-- begin --

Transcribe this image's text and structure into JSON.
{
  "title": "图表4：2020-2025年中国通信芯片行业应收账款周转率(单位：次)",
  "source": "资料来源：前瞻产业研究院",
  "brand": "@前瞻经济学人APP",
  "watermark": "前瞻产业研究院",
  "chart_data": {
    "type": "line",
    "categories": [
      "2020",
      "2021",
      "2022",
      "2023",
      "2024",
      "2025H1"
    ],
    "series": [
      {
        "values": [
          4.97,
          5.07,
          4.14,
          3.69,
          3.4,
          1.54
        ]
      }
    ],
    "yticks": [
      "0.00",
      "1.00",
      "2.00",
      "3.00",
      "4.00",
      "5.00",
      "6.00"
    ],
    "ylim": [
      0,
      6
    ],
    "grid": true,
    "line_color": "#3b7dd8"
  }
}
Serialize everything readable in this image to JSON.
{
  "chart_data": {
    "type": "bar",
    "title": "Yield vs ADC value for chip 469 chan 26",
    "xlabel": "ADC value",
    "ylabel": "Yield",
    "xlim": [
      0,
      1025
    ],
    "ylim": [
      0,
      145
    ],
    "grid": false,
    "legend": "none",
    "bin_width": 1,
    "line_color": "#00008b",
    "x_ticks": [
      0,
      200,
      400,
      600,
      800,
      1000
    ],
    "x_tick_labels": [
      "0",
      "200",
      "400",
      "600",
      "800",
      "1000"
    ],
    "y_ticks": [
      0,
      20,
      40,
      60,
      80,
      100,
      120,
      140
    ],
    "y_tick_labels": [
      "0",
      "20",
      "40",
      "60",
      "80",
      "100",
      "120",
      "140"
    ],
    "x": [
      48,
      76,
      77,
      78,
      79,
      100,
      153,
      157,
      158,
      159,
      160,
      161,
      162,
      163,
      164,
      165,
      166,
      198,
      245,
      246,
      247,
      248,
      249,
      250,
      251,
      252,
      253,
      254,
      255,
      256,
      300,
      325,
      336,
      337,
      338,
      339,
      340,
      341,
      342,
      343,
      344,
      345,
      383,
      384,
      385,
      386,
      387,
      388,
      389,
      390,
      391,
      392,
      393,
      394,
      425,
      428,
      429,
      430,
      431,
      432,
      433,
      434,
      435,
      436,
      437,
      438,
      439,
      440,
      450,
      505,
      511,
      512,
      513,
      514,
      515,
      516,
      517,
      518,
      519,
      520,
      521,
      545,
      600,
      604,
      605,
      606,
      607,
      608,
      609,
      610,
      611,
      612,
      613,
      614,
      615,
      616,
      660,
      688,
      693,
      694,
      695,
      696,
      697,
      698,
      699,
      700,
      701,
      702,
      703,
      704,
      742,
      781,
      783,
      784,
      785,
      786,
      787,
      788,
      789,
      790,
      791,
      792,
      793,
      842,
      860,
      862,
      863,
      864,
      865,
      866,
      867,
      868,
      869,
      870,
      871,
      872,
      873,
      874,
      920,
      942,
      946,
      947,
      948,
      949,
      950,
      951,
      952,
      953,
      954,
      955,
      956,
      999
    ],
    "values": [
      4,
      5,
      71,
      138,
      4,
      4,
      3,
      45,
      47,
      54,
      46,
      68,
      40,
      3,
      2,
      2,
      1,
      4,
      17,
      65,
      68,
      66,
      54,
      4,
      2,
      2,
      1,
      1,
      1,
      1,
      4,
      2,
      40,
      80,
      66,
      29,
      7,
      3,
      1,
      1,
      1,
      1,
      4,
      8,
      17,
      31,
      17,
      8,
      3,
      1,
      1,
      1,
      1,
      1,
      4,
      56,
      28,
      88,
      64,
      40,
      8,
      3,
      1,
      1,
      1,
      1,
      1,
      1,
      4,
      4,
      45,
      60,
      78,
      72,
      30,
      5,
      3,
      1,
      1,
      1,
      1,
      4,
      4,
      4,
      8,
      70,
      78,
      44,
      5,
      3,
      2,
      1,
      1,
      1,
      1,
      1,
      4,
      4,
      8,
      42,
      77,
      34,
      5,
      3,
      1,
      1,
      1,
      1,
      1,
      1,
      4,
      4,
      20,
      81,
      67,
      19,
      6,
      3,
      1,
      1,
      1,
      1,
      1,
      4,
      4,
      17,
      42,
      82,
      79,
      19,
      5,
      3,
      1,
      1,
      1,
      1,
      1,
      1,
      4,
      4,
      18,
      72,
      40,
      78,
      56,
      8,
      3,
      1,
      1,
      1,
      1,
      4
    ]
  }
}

-- end --

## TASK DIRECTIONS
Go through the listing above and list every line that has the word "this".

## RESULT
Transcribe this image's text and structure into JSON.
Serialize everything readable in this image to JSON.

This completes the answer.